- [YOUR GOAL]:
Extract all lines that hold the string "ಸರಬರ".

- [DATA FOR THE TASK]:
——

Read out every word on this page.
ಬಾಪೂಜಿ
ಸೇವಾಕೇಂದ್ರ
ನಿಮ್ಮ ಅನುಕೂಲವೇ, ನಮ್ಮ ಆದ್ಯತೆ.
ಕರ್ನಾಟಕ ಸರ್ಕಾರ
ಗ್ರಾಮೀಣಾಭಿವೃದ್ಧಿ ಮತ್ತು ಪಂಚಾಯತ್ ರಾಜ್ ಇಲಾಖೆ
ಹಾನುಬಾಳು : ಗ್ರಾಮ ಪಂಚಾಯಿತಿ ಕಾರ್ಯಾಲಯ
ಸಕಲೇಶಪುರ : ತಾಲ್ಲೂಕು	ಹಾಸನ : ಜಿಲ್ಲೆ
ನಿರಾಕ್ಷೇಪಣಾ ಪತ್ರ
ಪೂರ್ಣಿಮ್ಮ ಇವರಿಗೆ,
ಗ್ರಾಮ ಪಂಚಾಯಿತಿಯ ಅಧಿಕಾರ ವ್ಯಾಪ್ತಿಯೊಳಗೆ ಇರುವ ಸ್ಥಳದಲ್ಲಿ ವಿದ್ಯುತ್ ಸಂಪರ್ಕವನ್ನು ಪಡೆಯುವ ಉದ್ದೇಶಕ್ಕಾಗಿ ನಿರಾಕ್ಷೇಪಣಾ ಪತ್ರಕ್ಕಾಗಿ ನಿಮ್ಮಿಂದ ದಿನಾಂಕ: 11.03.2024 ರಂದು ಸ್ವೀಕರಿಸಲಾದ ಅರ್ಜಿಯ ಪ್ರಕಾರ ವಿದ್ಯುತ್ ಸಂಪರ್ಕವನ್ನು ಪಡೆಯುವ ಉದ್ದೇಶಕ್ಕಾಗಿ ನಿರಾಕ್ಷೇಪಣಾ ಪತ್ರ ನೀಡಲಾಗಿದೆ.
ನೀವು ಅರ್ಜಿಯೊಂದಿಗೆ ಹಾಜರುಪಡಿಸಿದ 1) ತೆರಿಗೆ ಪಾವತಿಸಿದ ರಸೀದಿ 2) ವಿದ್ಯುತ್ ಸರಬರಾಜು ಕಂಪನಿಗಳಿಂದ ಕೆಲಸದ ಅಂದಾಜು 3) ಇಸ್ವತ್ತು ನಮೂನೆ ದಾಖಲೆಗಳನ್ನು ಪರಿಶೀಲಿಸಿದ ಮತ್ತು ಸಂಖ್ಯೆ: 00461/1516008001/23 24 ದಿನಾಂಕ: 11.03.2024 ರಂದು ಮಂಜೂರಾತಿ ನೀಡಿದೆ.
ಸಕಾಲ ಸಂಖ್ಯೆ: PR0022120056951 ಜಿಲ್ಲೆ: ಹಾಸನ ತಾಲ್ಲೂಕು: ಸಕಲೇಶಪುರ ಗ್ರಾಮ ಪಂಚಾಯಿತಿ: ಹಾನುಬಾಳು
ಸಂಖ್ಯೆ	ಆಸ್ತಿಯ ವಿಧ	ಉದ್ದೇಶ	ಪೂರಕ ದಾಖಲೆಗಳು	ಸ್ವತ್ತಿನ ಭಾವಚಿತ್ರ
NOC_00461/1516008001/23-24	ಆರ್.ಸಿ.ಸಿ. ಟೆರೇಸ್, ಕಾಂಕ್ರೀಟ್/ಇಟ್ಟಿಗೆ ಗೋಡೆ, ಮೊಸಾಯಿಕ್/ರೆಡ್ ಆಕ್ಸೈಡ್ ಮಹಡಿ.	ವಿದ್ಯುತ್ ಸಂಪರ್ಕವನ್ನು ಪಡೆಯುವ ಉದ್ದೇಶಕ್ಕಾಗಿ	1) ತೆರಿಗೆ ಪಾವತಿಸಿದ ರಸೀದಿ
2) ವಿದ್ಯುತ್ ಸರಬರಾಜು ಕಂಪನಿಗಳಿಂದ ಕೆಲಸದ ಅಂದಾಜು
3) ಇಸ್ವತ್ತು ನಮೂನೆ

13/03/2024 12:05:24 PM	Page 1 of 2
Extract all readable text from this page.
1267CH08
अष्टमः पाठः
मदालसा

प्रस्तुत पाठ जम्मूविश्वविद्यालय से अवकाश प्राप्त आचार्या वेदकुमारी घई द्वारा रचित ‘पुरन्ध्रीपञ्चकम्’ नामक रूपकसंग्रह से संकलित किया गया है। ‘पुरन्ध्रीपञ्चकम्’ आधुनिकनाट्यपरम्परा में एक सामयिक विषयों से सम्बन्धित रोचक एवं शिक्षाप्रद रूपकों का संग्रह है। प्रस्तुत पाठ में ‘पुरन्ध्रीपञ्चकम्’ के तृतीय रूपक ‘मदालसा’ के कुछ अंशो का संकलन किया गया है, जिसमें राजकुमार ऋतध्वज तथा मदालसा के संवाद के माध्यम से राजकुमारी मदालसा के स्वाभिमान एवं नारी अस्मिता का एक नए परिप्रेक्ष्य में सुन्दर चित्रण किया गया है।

——

- [ANSWER TO THIS PROBLEM]:
ನೀವು ಅರ್ಜಿಯೊಂದಿಗೆ ಹಾಜರುಪಡಿಸಿದ 1) ತೆರಿಗೆ ಪಾವತಿಸಿದ ರಸೀದಿ 2) ವಿದ್ಯುತ್ ಸರಬರಾಜು ಕಂಪನಿಗಳಿಂದ ಕೆಲಸದ ಅಂದಾಜು 3) ಇಸ್ವತ್ತು ನಮೂನೆ ದಾಖಲೆಗಳನ್ನು ಪರಿಶೀಲಿಸಿದ ಮತ್ತು ಸಂಖ್ಯೆ: 00461/1516008001/23 24 ದಿನಾಂಕ: 11.03.2024 ರಂದು ಮಂಜೂರಾತಿ ನೀಡಿದೆ.
2) ವಿದ್ಯುತ್ ಸರಬರಾಜು ಕಂಪನಿಗಳಿಂದ ಕೆಲಸದ ಅಂದಾಜು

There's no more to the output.